- **Exercise material**
---------------

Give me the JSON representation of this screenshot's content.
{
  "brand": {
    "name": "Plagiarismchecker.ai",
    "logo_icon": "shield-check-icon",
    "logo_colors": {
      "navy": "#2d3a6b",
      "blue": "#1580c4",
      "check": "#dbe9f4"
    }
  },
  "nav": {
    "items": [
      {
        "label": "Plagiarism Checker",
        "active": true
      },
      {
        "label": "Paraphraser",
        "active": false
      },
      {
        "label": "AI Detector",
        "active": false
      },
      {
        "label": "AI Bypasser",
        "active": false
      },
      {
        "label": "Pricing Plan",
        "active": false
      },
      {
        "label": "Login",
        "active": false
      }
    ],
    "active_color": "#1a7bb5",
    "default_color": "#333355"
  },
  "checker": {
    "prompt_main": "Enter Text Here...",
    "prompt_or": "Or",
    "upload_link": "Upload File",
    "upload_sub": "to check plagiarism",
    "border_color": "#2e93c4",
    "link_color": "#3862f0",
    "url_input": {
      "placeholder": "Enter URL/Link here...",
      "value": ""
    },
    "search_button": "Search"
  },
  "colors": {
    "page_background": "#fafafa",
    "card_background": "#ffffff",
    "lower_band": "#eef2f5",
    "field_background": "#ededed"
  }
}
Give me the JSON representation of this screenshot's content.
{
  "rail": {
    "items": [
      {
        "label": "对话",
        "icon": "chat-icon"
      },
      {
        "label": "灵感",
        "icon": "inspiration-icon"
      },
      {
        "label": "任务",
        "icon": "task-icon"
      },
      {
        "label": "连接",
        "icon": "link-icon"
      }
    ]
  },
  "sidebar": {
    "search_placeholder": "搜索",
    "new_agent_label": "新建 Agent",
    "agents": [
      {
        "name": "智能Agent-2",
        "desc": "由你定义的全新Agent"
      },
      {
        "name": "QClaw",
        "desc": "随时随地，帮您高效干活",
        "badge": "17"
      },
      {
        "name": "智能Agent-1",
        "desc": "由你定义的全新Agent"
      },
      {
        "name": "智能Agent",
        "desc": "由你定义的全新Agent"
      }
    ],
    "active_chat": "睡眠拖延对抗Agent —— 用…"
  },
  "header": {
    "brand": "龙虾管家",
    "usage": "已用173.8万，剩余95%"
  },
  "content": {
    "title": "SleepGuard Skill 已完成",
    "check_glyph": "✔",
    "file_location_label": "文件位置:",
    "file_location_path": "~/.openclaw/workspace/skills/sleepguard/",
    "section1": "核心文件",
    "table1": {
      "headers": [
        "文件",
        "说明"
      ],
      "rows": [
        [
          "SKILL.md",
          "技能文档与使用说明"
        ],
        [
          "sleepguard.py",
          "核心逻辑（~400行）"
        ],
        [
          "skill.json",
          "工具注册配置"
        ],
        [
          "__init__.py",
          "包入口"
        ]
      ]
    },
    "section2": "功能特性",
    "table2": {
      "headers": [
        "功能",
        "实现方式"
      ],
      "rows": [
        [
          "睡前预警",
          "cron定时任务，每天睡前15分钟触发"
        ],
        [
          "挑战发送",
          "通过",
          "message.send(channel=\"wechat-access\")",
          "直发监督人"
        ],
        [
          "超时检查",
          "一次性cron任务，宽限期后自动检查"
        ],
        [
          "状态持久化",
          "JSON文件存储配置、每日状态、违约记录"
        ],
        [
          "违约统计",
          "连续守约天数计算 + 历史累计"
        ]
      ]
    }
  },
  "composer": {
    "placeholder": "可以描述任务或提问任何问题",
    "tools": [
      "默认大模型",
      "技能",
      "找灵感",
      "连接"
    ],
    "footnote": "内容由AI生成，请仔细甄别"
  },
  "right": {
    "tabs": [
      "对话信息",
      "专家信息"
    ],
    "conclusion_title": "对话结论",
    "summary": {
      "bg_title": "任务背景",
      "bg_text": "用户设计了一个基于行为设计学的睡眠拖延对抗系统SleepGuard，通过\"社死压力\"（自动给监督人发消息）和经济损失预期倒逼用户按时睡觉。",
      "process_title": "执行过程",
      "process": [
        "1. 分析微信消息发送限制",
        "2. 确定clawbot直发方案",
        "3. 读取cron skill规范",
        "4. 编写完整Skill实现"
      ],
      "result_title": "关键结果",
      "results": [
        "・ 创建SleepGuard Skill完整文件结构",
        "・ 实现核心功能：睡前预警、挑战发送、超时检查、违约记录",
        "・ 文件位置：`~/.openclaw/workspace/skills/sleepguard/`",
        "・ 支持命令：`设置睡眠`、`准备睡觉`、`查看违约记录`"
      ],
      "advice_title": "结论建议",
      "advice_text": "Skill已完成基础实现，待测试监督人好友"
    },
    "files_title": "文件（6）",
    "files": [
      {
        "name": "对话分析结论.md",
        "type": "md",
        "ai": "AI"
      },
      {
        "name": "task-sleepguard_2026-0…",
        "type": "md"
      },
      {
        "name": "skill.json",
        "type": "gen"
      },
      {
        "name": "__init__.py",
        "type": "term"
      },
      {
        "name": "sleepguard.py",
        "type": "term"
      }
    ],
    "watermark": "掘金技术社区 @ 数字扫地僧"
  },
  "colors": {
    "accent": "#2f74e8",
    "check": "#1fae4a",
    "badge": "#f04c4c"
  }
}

---------------

Go through the listing above and restate it word for word.

- **Exercise solution**
Give me the JSON representation of this screenshot's content.
{
  "brand": {
    "name": "Plagiarismchecker.ai",
    "logo_icon": "shield-check-icon",
    "logo_colors": {
      "navy": "#2d3a6b",
      "blue": "#1580c4",
      "check": "#dbe9f4"
    }
  },
  "nav": {
    "items": [
      {
        "label": "Plagiarism Checker",
        "active": true
      },
      {
        "label": "Paraphraser",
        "active": false
      },
      {
        "label": "AI Detector",
        "active": false
      },
      {
        "label": "AI Bypasser",
        "active": false
      },
      {
        "label": "Pricing Plan",
        "active": false
      },
      {
        "label": "Login",
        "active": false
      }
    ],
    "active_color": "#1a7bb5",
    "default_color": "#333355"
  },
  "checker": {
    "prompt_main": "Enter Text Here...",
    "prompt_or": "Or",
    "upload_link": "Upload File",
    "upload_sub": "to check plagiarism",
    "border_color": "#2e93c4",
    "link_color": "#3862f0",
    "url_input": {
      "placeholder": "Enter URL/Link here...",
      "value": ""
    },
    "search_button": "Search"
  },
  "colors": {
    "page_background": "#fafafa",
    "card_background": "#ffffff",
    "lower_band": "#eef2f5",
    "field_background": "#ededed"
  }
}
Give me the JSON representation of this screenshot's content.
{
  "rail": {
    "items": [
      {
        "label": "对话",
        "icon": "chat-icon"
      },
      {
        "label": "灵感",
        "icon": "inspiration-icon"
      },
      {
        "label": "任务",
        "icon": "task-icon"
      },
      {
        "label": "连接",
        "icon": "link-icon"
      }
    ]
  },
  "sidebar": {
    "search_placeholder": "搜索",
    "new_agent_label": "新建 Agent",
    "agents": [
      {
        "name": "智能Agent-2",
        "desc": "由你定义的全新Agent"
      },
      {
        "name": "QClaw",
        "desc": "随时随地，帮您高效干活",
        "badge": "17"
      },
      {
        "name": "智能Agent-1",
        "desc": "由你定义的全新Agent"
      },
      {
        "name": "智能Agent",
        "desc": "由你定义的全新Agent"
      }
    ],
    "active_chat": "睡眠拖延对抗Agent —— 用…"
  },
  "header": {
    "brand": "龙虾管家",
    "usage": "已用173.8万，剩余95%"
  },
  "content": {
    "title": "SleepGuard Skill 已完成",
    "check_glyph": "✔",
    "file_location_label": "文件位置:",
    "file_location_path": "~/.openclaw/workspace/skills/sleepguard/",
    "section1": "核心文件",
    "table1": {
      "headers": [
        "文件",
        "说明"
      ],
      "rows": [
        [
          "SKILL.md",
          "技能文档与使用说明"
        ],
        [
          "sleepguard.py",
          "核心逻辑（~400行）"
        ],
        [
          "skill.json",
          "工具注册配置"
        ],
        [
          "__init__.py",
          "包入口"
        ]
      ]
    },
    "section2": "功能特性",
    "table2": {
      "headers": [
        "功能",
        "实现方式"
      ],
      "rows": [
        [
          "睡前预警",
          "cron定时任务，每天睡前15分钟触发"
        ],
        [
          "挑战发送",
          "通过",
          "message.send(channel=\"wechat-access\")",
          "直发监督人"
        ],
        [
          "超时检查",
          "一次性cron任务，宽限期后自动检查"
        ],
        [
          "状态持久化",
          "JSON文件存储配置、每日状态、违约记录"
        ],
        [
          "违约统计",
          "连续守约天数计算 + 历史累计"
        ]
      ]
    }
  },
  "composer": {
    "placeholder": "可以描述任务或提问任何问题",
    "tools": [
      "默认大模型",
      "技能",
      "找灵感",
      "连接"
    ],
    "footnote": "内容由AI生成，请仔细甄别"
  },
  "right": {
    "tabs": [
      "对话信息",
      "专家信息"
    ],
    "conclusion_title": "对话结论",
    "summary": {
      "bg_title": "任务背景",
      "bg_text": "用户设计了一个基于行为设计学的睡眠拖延对抗系统SleepGuard，通过\"社死压力\"（自动给监督人发消息）和经济损失预期倒逼用户按时睡觉。",
      "process_title": "执行过程",
      "process": [
        "1. 分析微信消息发送限制",
        "2. 确定clawbot直发方案",
        "3. 读取cron skill规范",
        "4. 编写完整Skill实现"
      ],
      "result_title": "关键结果",
      "results": [
        "・ 创建SleepGuard Skill完整文件结构",
        "・ 实现核心功能：睡前预警、挑战发送、超时检查、违约记录",
        "・ 文件位置：`~/.openclaw/workspace/skills/sleepguard/`",
        "・ 支持命令：`设置睡眠`、`准备睡觉`、`查看违约记录`"
      ],
      "advice_title": "结论建议",
      "advice_text": "Skill已完成基础实现，待测试监督人好友"
    },
    "files_title": "文件（6）",
    "files": [
      {
        "name": "对话分析结论.md",
        "type": "md",
        "ai": "AI"
      },
      {
        "name": "task-sleepguard_2026-0…",
        "type": "md"
      },
      {
        "name": "skill.json",
        "type": "gen"
      },
      {
        "name": "__init__.py",
        "type": "term"
      },
      {
        "name": "sleepguard.py",
        "type": "term"
      }
    ],
    "watermark": "掘金技术社区 @ 数字扫地僧"
  },
  "colors": {
    "accent": "#2f74e8",
    "check": "#1fae4a",
    "badge": "#f04c4c"
  }
}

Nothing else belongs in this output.